Source records:
— Begin —
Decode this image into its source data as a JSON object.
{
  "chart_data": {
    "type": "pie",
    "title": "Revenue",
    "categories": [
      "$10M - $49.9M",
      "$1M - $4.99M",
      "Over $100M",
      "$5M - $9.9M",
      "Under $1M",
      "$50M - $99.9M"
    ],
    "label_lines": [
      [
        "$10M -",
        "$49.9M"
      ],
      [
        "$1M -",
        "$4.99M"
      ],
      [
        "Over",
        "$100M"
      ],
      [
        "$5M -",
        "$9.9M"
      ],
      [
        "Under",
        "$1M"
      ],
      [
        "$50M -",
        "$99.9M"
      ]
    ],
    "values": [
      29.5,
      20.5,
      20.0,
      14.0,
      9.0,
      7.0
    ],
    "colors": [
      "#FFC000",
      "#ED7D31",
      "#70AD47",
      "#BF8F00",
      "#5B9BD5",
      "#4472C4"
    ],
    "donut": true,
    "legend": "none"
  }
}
— End —
WHAT THE TASK REQUIRES: Go through the entries and repeat each one exactly.

RESPONSE:
Decode this image into its source data as a JSON object.
{
  "chart_data": {
    "type": "pie",
    "title": "Revenue",
    "categories": [
      "$10M - $49.9M",
      "$1M - $4.99M",
      "Over $100M",
      "$5M - $9.9M",
      "Under $1M",
      "$50M - $99.9M"
    ],
    "label_lines": [
      [
        "$10M -",
        "$49.9M"
      ],
      [
        "$1M -",
        "$4.99M"
      ],
      [
        "Over",
        "$100M"
      ],
      [
        "$5M -",
        "$9.9M"
      ],
      [
        "Under",
        "$1M"
      ],
      [
        "$50M -",
        "$99.9M"
      ]
    ],
    "values": [
      29.5,
      20.5,
      20.0,
      14.0,
      9.0,
      7.0
    ],
    "colors": [
      "#FFC000",
      "#ED7D31",
      "#70AD47",
      "#BF8F00",
      "#5B9BD5",
      "#4472C4"
    ],
    "donut": true,
    "legend": "none"
  }
}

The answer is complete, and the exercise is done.